* start *

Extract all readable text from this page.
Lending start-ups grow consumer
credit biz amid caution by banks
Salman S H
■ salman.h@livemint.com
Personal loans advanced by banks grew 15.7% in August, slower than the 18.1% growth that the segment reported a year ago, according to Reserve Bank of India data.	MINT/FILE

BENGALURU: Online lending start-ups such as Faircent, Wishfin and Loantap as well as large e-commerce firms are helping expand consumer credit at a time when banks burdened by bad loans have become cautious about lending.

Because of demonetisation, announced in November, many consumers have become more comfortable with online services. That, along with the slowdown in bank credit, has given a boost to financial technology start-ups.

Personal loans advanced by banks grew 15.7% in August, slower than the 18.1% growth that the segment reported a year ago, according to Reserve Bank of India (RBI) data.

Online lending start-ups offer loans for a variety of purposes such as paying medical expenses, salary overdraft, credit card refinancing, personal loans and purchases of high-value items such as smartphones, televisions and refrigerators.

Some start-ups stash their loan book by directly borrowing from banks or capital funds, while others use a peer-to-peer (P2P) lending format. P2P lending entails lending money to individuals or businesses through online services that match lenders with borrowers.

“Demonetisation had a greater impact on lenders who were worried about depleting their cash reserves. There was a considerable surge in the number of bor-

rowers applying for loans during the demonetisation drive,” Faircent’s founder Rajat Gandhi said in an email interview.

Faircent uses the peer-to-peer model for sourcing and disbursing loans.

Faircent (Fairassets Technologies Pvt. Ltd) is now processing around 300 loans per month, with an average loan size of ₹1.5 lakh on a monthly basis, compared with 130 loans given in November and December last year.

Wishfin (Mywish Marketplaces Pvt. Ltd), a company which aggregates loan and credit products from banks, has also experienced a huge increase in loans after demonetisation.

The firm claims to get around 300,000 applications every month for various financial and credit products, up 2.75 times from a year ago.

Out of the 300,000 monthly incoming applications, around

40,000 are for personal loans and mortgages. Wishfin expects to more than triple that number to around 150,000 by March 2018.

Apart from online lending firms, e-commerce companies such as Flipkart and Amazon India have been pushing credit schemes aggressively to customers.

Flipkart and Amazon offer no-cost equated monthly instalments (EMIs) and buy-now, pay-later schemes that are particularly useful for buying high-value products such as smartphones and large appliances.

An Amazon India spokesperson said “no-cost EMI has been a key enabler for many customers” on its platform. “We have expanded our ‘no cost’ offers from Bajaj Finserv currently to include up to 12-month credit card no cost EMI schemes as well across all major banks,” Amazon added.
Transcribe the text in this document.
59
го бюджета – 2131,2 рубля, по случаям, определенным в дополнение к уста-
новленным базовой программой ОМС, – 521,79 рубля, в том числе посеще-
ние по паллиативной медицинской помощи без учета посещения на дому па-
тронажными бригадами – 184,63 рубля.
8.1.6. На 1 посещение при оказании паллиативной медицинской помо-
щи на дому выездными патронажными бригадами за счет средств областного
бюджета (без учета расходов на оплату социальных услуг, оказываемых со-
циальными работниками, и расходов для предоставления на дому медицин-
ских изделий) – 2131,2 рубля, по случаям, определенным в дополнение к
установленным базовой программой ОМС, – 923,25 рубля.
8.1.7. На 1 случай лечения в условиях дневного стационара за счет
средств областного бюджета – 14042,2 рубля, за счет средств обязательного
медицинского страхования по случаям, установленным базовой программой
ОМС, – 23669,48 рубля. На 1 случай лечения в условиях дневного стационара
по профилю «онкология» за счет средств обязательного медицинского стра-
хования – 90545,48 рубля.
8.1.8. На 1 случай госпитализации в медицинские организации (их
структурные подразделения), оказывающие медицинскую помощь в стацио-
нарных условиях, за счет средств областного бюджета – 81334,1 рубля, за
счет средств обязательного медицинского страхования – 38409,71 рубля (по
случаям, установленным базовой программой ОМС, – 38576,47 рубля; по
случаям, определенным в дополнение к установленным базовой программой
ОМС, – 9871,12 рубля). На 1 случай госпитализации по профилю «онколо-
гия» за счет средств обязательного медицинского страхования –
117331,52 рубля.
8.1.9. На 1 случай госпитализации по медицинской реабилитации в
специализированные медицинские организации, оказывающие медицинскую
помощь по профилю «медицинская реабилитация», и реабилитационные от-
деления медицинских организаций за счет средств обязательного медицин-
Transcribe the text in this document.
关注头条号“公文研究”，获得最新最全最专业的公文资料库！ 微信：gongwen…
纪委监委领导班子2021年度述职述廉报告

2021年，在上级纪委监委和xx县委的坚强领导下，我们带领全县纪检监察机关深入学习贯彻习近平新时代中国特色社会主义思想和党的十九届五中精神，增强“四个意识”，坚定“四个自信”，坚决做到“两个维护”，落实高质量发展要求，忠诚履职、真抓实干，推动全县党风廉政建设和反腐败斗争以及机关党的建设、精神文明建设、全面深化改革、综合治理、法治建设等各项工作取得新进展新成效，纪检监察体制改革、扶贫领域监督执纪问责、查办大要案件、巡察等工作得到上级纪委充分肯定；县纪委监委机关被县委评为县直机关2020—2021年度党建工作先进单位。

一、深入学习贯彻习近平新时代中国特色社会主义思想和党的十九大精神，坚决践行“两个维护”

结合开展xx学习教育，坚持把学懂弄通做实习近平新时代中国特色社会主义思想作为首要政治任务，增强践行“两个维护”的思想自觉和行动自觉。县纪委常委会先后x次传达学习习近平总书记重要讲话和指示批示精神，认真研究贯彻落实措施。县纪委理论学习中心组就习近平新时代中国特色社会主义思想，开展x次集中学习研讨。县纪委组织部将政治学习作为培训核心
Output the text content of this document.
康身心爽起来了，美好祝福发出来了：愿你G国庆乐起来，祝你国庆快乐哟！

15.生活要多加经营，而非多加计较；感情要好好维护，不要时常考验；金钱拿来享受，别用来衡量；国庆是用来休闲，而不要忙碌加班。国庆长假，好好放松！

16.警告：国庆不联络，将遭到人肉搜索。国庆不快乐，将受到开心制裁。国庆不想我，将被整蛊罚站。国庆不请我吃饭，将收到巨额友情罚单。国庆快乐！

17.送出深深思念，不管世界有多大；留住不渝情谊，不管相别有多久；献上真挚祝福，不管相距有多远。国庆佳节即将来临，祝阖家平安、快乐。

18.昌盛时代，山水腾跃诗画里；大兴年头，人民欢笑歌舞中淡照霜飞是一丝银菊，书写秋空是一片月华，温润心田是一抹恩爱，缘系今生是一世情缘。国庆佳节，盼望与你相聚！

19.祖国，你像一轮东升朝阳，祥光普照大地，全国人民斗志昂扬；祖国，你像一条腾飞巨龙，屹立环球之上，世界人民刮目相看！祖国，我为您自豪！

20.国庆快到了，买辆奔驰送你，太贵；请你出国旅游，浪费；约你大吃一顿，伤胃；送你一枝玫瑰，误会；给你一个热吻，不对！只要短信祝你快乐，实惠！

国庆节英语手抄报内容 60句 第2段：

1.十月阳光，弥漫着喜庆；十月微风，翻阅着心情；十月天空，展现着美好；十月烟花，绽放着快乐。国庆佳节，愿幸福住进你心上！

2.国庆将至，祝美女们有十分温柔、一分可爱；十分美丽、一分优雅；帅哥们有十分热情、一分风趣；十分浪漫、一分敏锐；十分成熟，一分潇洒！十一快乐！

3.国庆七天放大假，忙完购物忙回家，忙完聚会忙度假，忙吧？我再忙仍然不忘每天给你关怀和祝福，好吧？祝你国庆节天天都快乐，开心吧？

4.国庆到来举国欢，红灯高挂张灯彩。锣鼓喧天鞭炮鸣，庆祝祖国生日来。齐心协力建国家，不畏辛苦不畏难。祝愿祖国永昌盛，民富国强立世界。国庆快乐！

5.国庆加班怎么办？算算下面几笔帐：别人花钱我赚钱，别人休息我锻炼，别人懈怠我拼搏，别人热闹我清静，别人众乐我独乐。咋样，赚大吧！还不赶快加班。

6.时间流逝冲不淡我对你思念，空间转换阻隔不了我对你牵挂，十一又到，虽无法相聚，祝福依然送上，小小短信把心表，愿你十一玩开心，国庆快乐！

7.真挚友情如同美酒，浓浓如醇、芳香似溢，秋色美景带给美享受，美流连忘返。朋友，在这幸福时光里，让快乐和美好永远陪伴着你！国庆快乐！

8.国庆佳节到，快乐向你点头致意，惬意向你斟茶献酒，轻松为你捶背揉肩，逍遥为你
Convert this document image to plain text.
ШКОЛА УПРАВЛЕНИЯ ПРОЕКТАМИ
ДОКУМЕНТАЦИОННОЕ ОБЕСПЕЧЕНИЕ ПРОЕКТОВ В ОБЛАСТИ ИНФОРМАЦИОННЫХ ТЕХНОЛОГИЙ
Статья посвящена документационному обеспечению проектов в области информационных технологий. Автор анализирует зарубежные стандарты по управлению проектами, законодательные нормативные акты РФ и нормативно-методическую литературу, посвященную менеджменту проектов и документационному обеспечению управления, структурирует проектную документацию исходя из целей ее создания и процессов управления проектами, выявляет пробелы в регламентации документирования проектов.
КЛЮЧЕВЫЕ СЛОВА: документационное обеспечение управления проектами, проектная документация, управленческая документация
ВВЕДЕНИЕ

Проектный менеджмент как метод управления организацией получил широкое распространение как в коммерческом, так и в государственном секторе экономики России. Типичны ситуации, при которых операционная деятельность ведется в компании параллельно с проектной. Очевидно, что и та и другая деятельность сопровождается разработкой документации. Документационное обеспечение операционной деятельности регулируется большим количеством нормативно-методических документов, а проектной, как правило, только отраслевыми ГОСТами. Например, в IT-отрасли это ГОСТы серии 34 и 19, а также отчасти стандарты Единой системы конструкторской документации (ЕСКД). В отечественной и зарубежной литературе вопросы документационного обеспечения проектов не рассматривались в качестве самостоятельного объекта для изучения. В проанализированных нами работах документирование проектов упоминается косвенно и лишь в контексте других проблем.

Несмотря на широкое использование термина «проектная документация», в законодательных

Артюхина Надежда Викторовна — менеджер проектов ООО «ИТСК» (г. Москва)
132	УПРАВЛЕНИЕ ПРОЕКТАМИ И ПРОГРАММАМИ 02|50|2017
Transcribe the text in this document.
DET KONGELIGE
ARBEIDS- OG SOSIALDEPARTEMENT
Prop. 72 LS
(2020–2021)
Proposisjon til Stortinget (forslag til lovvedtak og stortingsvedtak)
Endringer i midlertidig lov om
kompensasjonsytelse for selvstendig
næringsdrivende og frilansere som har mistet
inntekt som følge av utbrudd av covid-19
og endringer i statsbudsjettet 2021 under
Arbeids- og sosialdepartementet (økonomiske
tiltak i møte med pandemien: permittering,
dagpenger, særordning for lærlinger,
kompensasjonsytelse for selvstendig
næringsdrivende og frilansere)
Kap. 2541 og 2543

* end *

> [STATED EXERCISE]:
Count how many lines hold the string "high" and give that number alone.

> [TASK RESPONSE]:
2